What to work on » Select all lines holding the word "avahi" from the entries that follow.

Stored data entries
··········
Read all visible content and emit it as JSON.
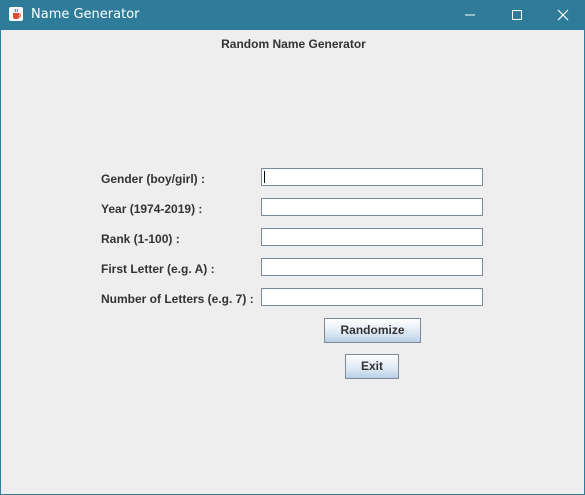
{
  "window": {
    "title": "Name Generator",
    "app_icon": "java-cup-icon",
    "controls": [
      "minimize-icon",
      "maximize-icon",
      "close-icon"
    ]
  },
  "main": {
    "heading": "Random Name Generator",
    "fields": [
      {
        "label": "Gender (boy/girl) :",
        "value": ""
      },
      {
        "label": "Year (1974-2019) :",
        "value": ""
      },
      {
        "label": "Rank (1-100) :",
        "value": ""
      },
      {
        "label": "First Letter (e.g. A) :",
        "value": ""
      },
      {
        "label": "Number of Letters (e.g. 7) :",
        "value": ""
      }
    ],
    "randomize_label": "Randomize",
    "exit_label": "Exit"
  },
  "colors": {
    "titlebar": "#2e7c9a",
    "content_bg": "#eeeeee",
    "text": "#333333"
  }
}
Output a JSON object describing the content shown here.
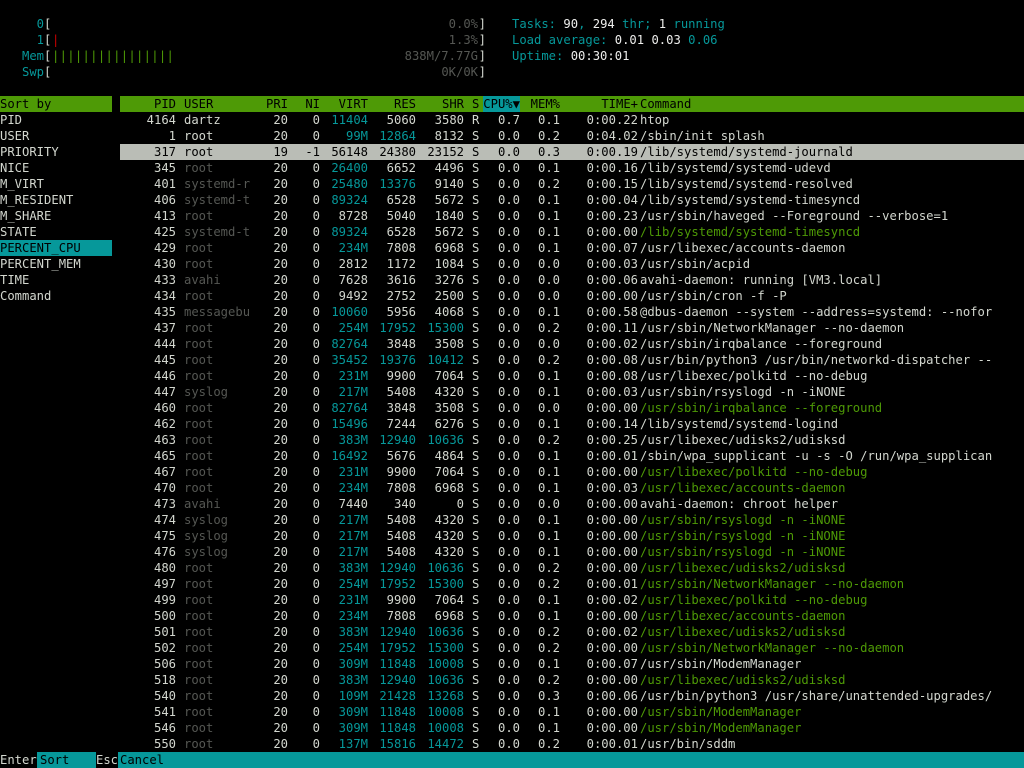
{
  "meters": [
    {
      "label": "0",
      "bars": "",
      "value": "0.0%"
    },
    {
      "label": "1",
      "bars": "",
      "value": "1.3%"
    },
    {
      "label": "Mem",
      "bars": "||||||||||||||||",
      "value": "838M/7.77G"
    },
    {
      "label": "Swp",
      "bars": "",
      "value": "0K/0K"
    }
  ],
  "info": {
    "tasks_label": "Tasks: ",
    "tasks": "90",
    "sep1": ", ",
    "threads": "294",
    "thr_label": " thr; ",
    "running": "1",
    "running_label": " running",
    "load_label": "Load average: ",
    "load1": "0.01",
    "load5": "0.03",
    "load15": "0.06",
    "uptime_label": "Uptime: ",
    "uptime": "00:30:01"
  },
  "sort_panel": {
    "title": "Sort by",
    "items": [
      "PID",
      "USER",
      "PRIORITY",
      "NICE",
      "M_VIRT",
      "M_RESIDENT",
      "M_SHARE",
      "STATE",
      "PERCENT_CPU",
      "PERCENT_MEM",
      "TIME",
      "Command"
    ],
    "selected": "PERCENT_CPU"
  },
  "columns": {
    "pid": "PID",
    "user": "USER",
    "pri": "PRI",
    "ni": "NI",
    "virt": "VIRT",
    "res": "RES",
    "shr": "SHR",
    "s": "S",
    "cpu": "CPU%",
    "mem": "MEM%",
    "time": "TIME+",
    "command": "Command"
  },
  "processes": [
    {
      "pid": "4164",
      "user": "dartz",
      "pri": "20",
      "ni": "0",
      "virt": "11404",
      "res": "5060",
      "shr": "3580",
      "s": "R",
      "cpu": "0.7",
      "mem": "0.1",
      "time": "0:00.22",
      "command": "htop"
    },
    {
      "pid": "1",
      "user": "root",
      "pri": "20",
      "ni": "0",
      "virt": "99M",
      "res": "12864",
      "shr": "8132",
      "s": "S",
      "cpu": "0.0",
      "mem": "0.2",
      "time": "0:04.02",
      "command": "/sbin/init splash"
    },
    {
      "pid": "317",
      "user": "root",
      "pri": "19",
      "ni": "-1",
      "virt": "56148",
      "res": "24380",
      "shr": "23152",
      "s": "S",
      "cpu": "0.0",
      "mem": "0.3",
      "time": "0:00.19",
      "command": "/lib/systemd/systemd-journald",
      "selected": true
    },
    {
      "pid": "345",
      "user": "root",
      "pri": "20",
      "ni": "0",
      "virt": "26400",
      "res": "6652",
      "shr": "4496",
      "s": "S",
      "cpu": "0.0",
      "mem": "0.1",
      "time": "0:00.16",
      "command": "/lib/systemd/systemd-udevd"
    },
    {
      "pid": "401",
      "user": "systemd-r",
      "pri": "20",
      "ni": "0",
      "virt": "25480",
      "res": "13376",
      "shr": "9140",
      "s": "S",
      "cpu": "0.0",
      "mem": "0.2",
      "time": "0:00.15",
      "command": "/lib/systemd/systemd-resolved"
    },
    {
      "pid": "406",
      "user": "systemd-t",
      "pri": "20",
      "ni": "0",
      "virt": "89324",
      "res": "6528",
      "shr": "5672",
      "s": "S",
      "cpu": "0.0",
      "mem": "0.1",
      "time": "0:00.04",
      "command": "/lib/systemd/systemd-timesyncd"
    },
    {
      "pid": "413",
      "user": "root",
      "pri": "20",
      "ni": "0",
      "virt": "8728",
      "res": "5040",
      "shr": "1840",
      "s": "S",
      "cpu": "0.0",
      "mem": "0.1",
      "time": "0:00.23",
      "command": "/usr/sbin/haveged --Foreground --verbose=1"
    },
    {
      "pid": "425",
      "user": "systemd-t",
      "pri": "20",
      "ni": "0",
      "virt": "89324",
      "res": "6528",
      "shr": "5672",
      "s": "S",
      "cpu": "0.0",
      "mem": "0.1",
      "time": "0:00.00",
      "command": "/lib/systemd/systemd-timesyncd",
      "thread": true
    },
    {
      "pid": "429",
      "user": "root",
      "pri": "20",
      "ni": "0",
      "virt": "234M",
      "res": "7808",
      "shr": "6968",
      "s": "S",
      "cpu": "0.0",
      "mem": "0.1",
      "time": "0:00.07",
      "command": "/usr/libexec/accounts-daemon"
    },
    {
      "pid": "430",
      "user": "root",
      "pri": "20",
      "ni": "0",
      "virt": "2812",
      "res": "1172",
      "shr": "1084",
      "s": "S",
      "cpu": "0.0",
      "mem": "0.0",
      "time": "0:00.03",
      "command": "/usr/sbin/acpid"
    },
    {
      "pid": "433",
      "user": "avahi",
      "pri": "20",
      "ni": "0",
      "virt": "7628",
      "res": "3616",
      "shr": "3276",
      "s": "S",
      "cpu": "0.0",
      "mem": "0.0",
      "time": "0:00.06",
      "command": "avahi-daemon: running [VM3.local]"
    },
    {
      "pid": "434",
      "user": "root",
      "pri": "20",
      "ni": "0",
      "virt": "9492",
      "res": "2752",
      "shr": "2500",
      "s": "S",
      "cpu": "0.0",
      "mem": "0.0",
      "time": "0:00.00",
      "command": "/usr/sbin/cron -f -P"
    },
    {
      "pid": "435",
      "user": "messagebu",
      "pri": "20",
      "ni": "0",
      "virt": "10060",
      "res": "5956",
      "shr": "4068",
      "s": "S",
      "cpu": "0.0",
      "mem": "0.1",
      "time": "0:00.58",
      "command": "@dbus-daemon --system --address=systemd: --nofor"
    },
    {
      "pid": "437",
      "user": "root",
      "pri": "20",
      "ni": "0",
      "virt": "254M",
      "res": "17952",
      "shr": "15300",
      "s": "S",
      "cpu": "0.0",
      "mem": "0.2",
      "time": "0:00.11",
      "command": "/usr/sbin/NetworkManager --no-daemon"
    },
    {
      "pid": "444",
      "user": "root",
      "pri": "20",
      "ni": "0",
      "virt": "82764",
      "res": "3848",
      "shr": "3508",
      "s": "S",
      "cpu": "0.0",
      "mem": "0.0",
      "time": "0:00.02",
      "command": "/usr/sbin/irqbalance --foreground"
    },
    {
      "pid": "445",
      "user": "root",
      "pri": "20",
      "ni": "0",
      "virt": "35452",
      "res": "19376",
      "shr": "10412",
      "s": "S",
      "cpu": "0.0",
      "mem": "0.2",
      "time": "0:00.08",
      "command": "/usr/bin/python3 /usr/bin/networkd-dispatcher --"
    },
    {
      "pid": "446",
      "user": "root",
      "pri": "20",
      "ni": "0",
      "virt": "231M",
      "res": "9900",
      "shr": "7064",
      "s": "S",
      "cpu": "0.0",
      "mem": "0.1",
      "time": "0:00.08",
      "command": "/usr/libexec/polkitd --no-debug"
    },
    {
      "pid": "447",
      "user": "syslog",
      "pri": "20",
      "ni": "0",
      "virt": "217M",
      "res": "5408",
      "shr": "4320",
      "s": "S",
      "cpu": "0.0",
      "mem": "0.1",
      "time": "0:00.03",
      "command": "/usr/sbin/rsyslogd -n -iNONE"
    },
    {
      "pid": "460",
      "user": "root",
      "pri": "20",
      "ni": "0",
      "virt": "82764",
      "res": "3848",
      "shr": "3508",
      "s": "S",
      "cpu": "0.0",
      "mem": "0.0",
      "time": "0:00.00",
      "command": "/usr/sbin/irqbalance --foreground",
      "thread": true
    },
    {
      "pid": "462",
      "user": "root",
      "pri": "20",
      "ni": "0",
      "virt": "15496",
      "res": "7244",
      "shr": "6276",
      "s": "S",
      "cpu": "0.0",
      "mem": "0.1",
      "time": "0:00.14",
      "command": "/lib/systemd/systemd-logind"
    },
    {
      "pid": "463",
      "user": "root",
      "pri": "20",
      "ni": "0",
      "virt": "383M",
      "res": "12940",
      "shr": "10636",
      "s": "S",
      "cpu": "0.0",
      "mem": "0.2",
      "time": "0:00.25",
      "command": "/usr/libexec/udisks2/udisksd"
    },
    {
      "pid": "465",
      "user": "root",
      "pri": "20",
      "ni": "0",
      "virt": "16492",
      "res": "5676",
      "shr": "4864",
      "s": "S",
      "cpu": "0.0",
      "mem": "0.1",
      "time": "0:00.01",
      "command": "/sbin/wpa_supplicant -u -s -O /run/wpa_supplican"
    },
    {
      "pid": "467",
      "user": "root",
      "pri": "20",
      "ni": "0",
      "virt": "231M",
      "res": "9900",
      "shr": "7064",
      "s": "S",
      "cpu": "0.0",
      "mem": "0.1",
      "time": "0:00.00",
      "command": "/usr/libexec/polkitd --no-debug",
      "thread": true
    },
    {
      "pid": "470",
      "user": "root",
      "pri": "20",
      "ni": "0",
      "virt": "234M",
      "res": "7808",
      "shr": "6968",
      "s": "S",
      "cpu": "0.0",
      "mem": "0.1",
      "time": "0:00.03",
      "command": "/usr/libexec/accounts-daemon",
      "thread": true
    },
    {
      "pid": "473",
      "user": "avahi",
      "pri": "20",
      "ni": "0",
      "virt": "7440",
      "res": "340",
      "shr": "0",
      "s": "S",
      "cpu": "0.0",
      "mem": "0.0",
      "time": "0:00.00",
      "command": "avahi-daemon: chroot helper"
    },
    {
      "pid": "474",
      "user": "syslog",
      "pri": "20",
      "ni": "0",
      "virt": "217M",
      "res": "5408",
      "shr": "4320",
      "s": "S",
      "cpu": "0.0",
      "mem": "0.1",
      "time": "0:00.00",
      "command": "/usr/sbin/rsyslogd -n -iNONE",
      "thread": true
    },
    {
      "pid": "475",
      "user": "syslog",
      "pri": "20",
      "ni": "0",
      "virt": "217M",
      "res": "5408",
      "shr": "4320",
      "s": "S",
      "cpu": "0.0",
      "mem": "0.1",
      "time": "0:00.00",
      "command": "/usr/sbin/rsyslogd -n -iNONE",
      "thread": true
    },
    {
      "pid": "476",
      "user": "syslog",
      "pri": "20",
      "ni": "0",
      "virt": "217M",
      "res": "5408",
      "shr": "4320",
      "s": "S",
      "cpu": "0.0",
      "mem": "0.1",
      "time": "0:00.00",
      "command": "/usr/sbin/rsyslogd -n -iNONE",
      "thread": true
    },
    {
      "pid": "480",
      "user": "root",
      "pri": "20",
      "ni": "0",
      "virt": "383M",
      "res": "12940",
      "shr": "10636",
      "s": "S",
      "cpu": "0.0",
      "mem": "0.2",
      "time": "0:00.00",
      "command": "/usr/libexec/udisks2/udisksd",
      "thread": true
    },
    {
      "pid": "497",
      "user": "root",
      "pri": "20",
      "ni": "0",
      "virt": "254M",
      "res": "17952",
      "shr": "15300",
      "s": "S",
      "cpu": "0.0",
      "mem": "0.2",
      "time": "0:00.01",
      "command": "/usr/sbin/NetworkManager --no-daemon",
      "thread": true
    },
    {
      "pid": "499",
      "user": "root",
      "pri": "20",
      "ni": "0",
      "virt": "231M",
      "res": "9900",
      "shr": "7064",
      "s": "S",
      "cpu": "0.0",
      "mem": "0.1",
      "time": "0:00.02",
      "command": "/usr/libexec/polkitd --no-debug",
      "thread": true
    },
    {
      "pid": "500",
      "user": "root",
      "pri": "20",
      "ni": "0",
      "virt": "234M",
      "res": "7808",
      "shr": "6968",
      "s": "S",
      "cpu": "0.0",
      "mem": "0.1",
      "time": "0:00.00",
      "command": "/usr/libexec/accounts-daemon",
      "thread": true
    },
    {
      "pid": "501",
      "user": "root",
      "pri": "20",
      "ni": "0",
      "virt": "383M",
      "res": "12940",
      "shr": "10636",
      "s": "S",
      "cpu": "0.0",
      "mem": "0.2",
      "time": "0:00.02",
      "command": "/usr/libexec/udisks2/udisksd",
      "thread": true
    },
    {
      "pid": "502",
      "user": "root",
      "pri": "20",
      "ni": "0",
      "virt": "254M",
      "res": "17952",
      "shr": "15300",
      "s": "S",
      "cpu": "0.0",
      "mem": "0.2",
      "time": "0:00.00",
      "command": "/usr/sbin/NetworkManager --no-daemon",
      "thread": true
    },
    {
      "pid": "506",
      "user": "root",
      "pri": "20",
      "ni": "0",
      "virt": "309M",
      "res": "11848",
      "shr": "10008",
      "s": "S",
      "cpu": "0.0",
      "mem": "0.1",
      "time": "0:00.07",
      "command": "/usr/sbin/ModemManager"
    },
    {
      "pid": "518",
      "user": "root",
      "pri": "20",
      "ni": "0",
      "virt": "383M",
      "res": "12940",
      "shr": "10636",
      "s": "S",
      "cpu": "0.0",
      "mem": "0.2",
      "time": "0:00.00",
      "command": "/usr/libexec/udisks2/udisksd",
      "thread": true
    },
    {
      "pid": "540",
      "user": "root",
      "pri": "20",
      "ni": "0",
      "virt": "109M",
      "res": "21428",
      "shr": "13268",
      "s": "S",
      "cpu": "0.0",
      "mem": "0.3",
      "time": "0:00.06",
      "command": "/usr/bin/python3 /usr/share/unattended-upgrades/"
    },
    {
      "pid": "541",
      "user": "root",
      "pri": "20",
      "ni": "0",
      "virt": "309M",
      "res": "11848",
      "shr": "10008",
      "s": "S",
      "cpu": "0.0",
      "mem": "0.1",
      "time": "0:00.00",
      "command": "/usr/sbin/ModemManager",
      "thread": true
    },
    {
      "pid": "546",
      "user": "root",
      "pri": "20",
      "ni": "0",
      "virt": "309M",
      "res": "11848",
      "shr": "10008",
      "s": "S",
      "cpu": "0.0",
      "mem": "0.1",
      "time": "0:00.00",
      "command": "/usr/sbin/ModemManager",
      "thread": true
    },
    {
      "pid": "550",
      "user": "root",
      "pri": "20",
      "ni": "0",
      "virt": "137M",
      "res": "15816",
      "shr": "14472",
      "s": "S",
      "cpu": "0.0",
      "mem": "0.2",
      "time": "0:00.01",
      "command": "/usr/bin/sddm"
    }
  ],
  "footer": {
    "key1": "Enter",
    "label1": "Sort",
    "key2": "Esc",
    "label2": "Cancel"
  }
}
··········
Solution »
      "user": "avahi",
      "command": "avahi-daemon: running [VM3.local]"
      "user": "avahi",
      "command": "avahi-daemon: chroot helper"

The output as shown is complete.